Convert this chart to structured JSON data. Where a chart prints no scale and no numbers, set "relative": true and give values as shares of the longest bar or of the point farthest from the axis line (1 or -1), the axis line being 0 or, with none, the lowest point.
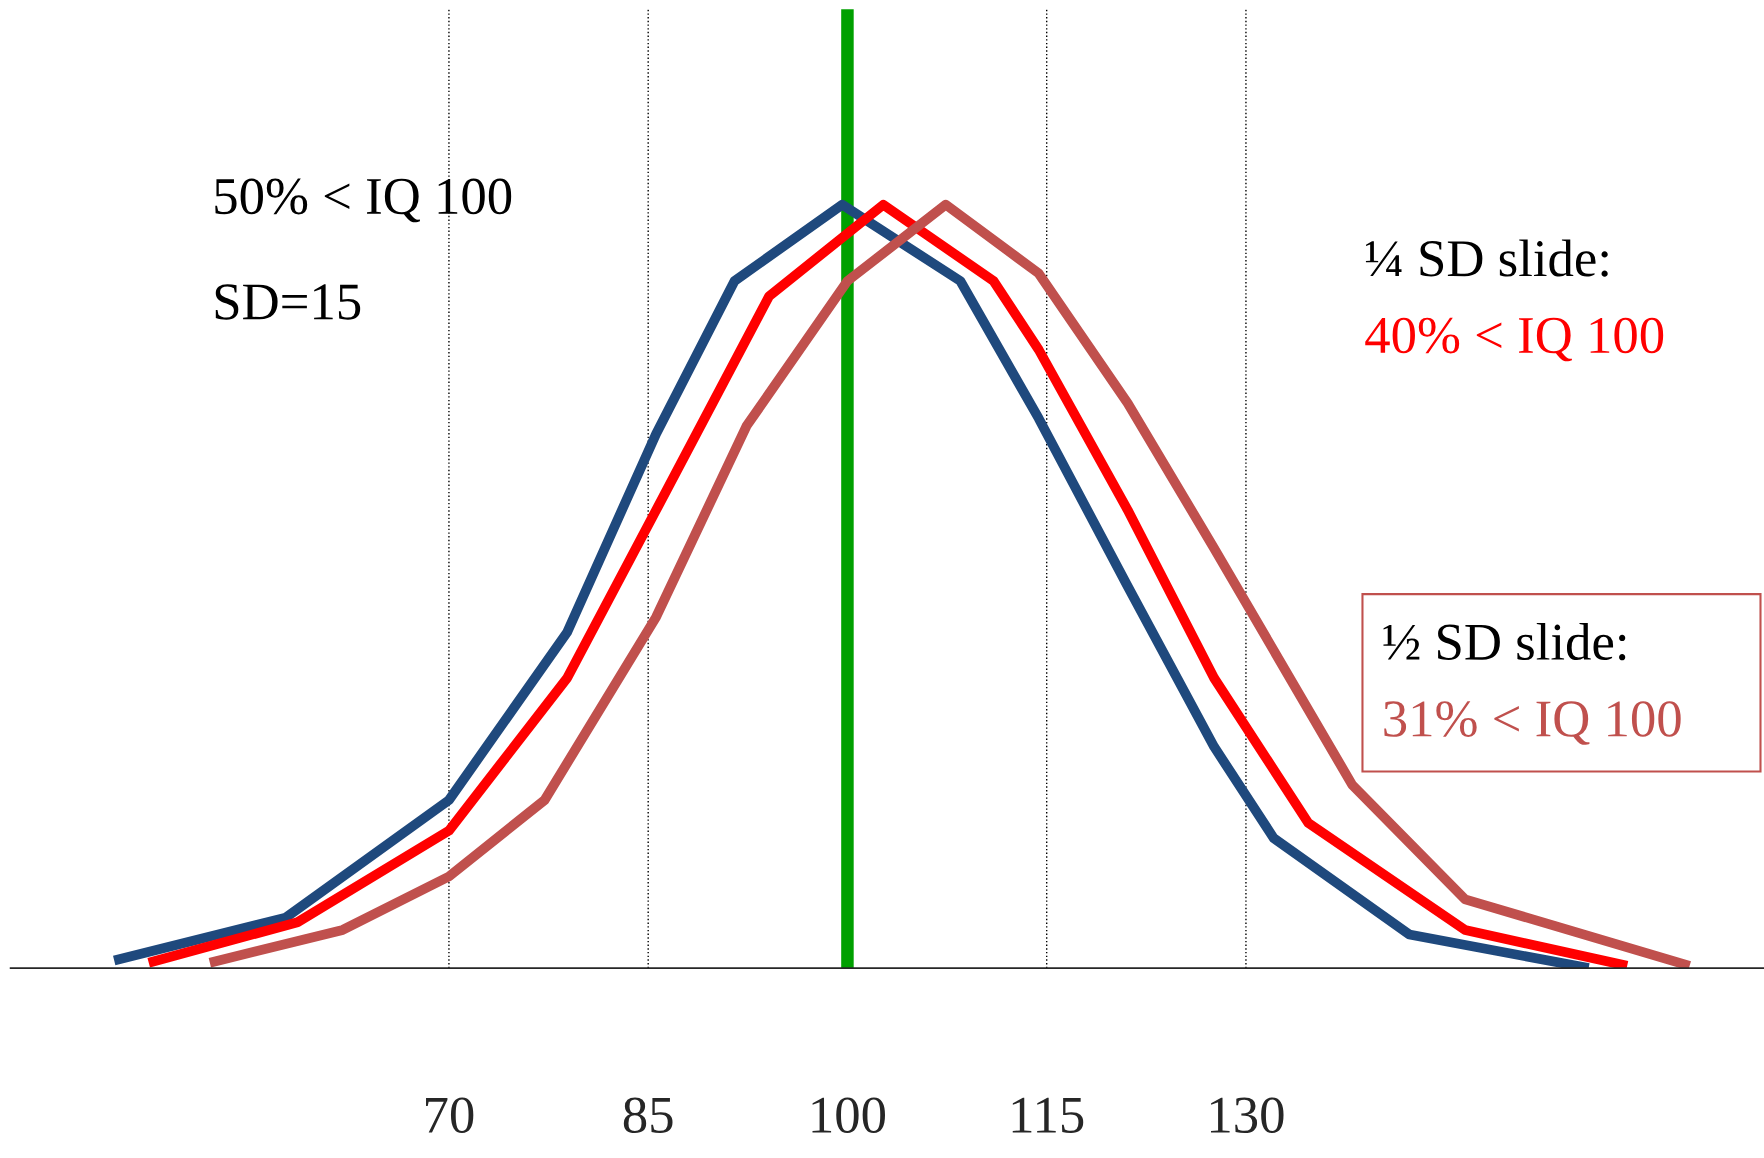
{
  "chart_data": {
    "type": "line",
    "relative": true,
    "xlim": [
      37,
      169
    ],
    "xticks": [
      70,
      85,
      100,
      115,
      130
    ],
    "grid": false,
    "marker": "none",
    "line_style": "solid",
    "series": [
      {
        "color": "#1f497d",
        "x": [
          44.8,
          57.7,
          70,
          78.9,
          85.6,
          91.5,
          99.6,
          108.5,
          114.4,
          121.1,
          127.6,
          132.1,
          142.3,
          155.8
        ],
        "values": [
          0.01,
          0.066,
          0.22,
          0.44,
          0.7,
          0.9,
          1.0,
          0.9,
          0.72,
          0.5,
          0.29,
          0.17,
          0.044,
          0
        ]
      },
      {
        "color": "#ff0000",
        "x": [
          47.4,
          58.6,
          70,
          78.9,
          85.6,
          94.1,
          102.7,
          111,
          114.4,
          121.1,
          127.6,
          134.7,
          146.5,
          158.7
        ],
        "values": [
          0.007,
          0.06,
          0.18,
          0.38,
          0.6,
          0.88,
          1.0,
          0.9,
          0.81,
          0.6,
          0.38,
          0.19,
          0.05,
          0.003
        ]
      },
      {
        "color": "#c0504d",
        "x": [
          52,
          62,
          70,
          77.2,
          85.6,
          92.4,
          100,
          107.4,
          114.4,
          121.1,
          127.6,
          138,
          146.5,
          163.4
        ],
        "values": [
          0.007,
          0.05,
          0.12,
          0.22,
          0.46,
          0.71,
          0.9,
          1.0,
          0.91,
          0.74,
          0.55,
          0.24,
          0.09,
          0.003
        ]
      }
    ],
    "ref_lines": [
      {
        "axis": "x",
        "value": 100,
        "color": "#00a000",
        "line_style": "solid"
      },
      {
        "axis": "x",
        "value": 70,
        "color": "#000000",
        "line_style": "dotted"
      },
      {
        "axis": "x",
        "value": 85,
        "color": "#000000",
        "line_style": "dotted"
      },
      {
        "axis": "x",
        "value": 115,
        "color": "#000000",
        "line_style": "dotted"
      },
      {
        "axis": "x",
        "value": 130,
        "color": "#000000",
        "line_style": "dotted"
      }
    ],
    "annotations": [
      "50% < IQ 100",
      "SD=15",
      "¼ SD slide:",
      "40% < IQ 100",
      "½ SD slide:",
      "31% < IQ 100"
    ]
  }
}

___

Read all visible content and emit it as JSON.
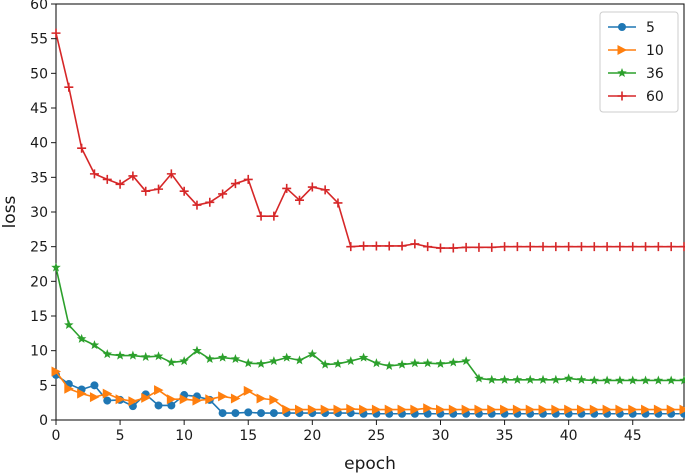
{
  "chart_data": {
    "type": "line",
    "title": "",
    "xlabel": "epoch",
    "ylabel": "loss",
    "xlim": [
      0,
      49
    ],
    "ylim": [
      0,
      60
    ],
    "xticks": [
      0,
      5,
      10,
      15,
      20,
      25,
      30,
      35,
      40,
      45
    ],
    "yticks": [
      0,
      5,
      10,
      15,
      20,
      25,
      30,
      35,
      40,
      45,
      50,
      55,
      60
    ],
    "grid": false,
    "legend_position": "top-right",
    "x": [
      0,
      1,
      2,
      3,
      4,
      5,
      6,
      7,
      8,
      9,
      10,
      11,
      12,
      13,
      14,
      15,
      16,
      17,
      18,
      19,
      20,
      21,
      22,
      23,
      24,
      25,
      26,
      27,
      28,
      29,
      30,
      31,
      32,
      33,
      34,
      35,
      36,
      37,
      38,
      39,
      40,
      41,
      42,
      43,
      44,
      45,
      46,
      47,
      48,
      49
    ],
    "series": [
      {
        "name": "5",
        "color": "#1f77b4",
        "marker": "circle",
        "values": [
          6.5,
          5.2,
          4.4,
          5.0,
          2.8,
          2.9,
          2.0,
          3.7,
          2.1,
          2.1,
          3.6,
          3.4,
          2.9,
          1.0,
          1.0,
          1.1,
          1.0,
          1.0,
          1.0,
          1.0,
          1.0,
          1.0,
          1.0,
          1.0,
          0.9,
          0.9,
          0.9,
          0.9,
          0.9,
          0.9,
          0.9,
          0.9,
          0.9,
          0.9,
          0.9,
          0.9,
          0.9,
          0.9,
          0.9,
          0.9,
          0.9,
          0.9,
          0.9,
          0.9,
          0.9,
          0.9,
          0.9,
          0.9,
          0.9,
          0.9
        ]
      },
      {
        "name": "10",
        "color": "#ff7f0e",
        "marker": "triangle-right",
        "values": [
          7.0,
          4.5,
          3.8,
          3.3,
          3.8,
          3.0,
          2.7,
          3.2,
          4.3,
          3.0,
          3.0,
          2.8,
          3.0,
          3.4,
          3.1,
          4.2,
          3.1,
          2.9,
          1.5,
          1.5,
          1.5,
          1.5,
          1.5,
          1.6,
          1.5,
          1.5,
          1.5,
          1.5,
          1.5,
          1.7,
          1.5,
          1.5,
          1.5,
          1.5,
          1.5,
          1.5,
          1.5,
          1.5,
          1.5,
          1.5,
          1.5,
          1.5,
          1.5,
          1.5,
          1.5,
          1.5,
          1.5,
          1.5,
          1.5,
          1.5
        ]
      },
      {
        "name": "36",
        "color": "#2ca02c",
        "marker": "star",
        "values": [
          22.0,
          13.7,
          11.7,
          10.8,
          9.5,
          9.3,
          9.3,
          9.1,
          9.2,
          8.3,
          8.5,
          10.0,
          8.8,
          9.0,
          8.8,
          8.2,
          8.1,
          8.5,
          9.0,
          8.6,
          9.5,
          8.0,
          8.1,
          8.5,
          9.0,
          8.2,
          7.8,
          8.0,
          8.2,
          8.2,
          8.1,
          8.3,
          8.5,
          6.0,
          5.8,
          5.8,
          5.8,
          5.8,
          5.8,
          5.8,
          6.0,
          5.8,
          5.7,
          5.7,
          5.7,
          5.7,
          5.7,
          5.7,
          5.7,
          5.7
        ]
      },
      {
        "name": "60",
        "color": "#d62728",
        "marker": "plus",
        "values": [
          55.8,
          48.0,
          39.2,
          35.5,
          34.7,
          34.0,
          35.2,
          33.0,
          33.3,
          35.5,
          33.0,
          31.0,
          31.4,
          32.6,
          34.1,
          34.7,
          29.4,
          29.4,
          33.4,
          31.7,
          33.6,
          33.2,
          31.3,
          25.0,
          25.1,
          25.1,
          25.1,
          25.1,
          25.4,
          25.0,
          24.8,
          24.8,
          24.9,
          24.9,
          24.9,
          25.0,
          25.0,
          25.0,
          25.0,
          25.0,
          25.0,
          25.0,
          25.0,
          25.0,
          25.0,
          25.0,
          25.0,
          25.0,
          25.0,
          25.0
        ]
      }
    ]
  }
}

___

▶ [Task details]
From the data above, pick out each line containing "marker" and copy it.

▶ [Task result]
    "marker": "none",
        "marker": "circle",
        "marker": "triangle-right",
        "marker": "star",
        "marker": "plus",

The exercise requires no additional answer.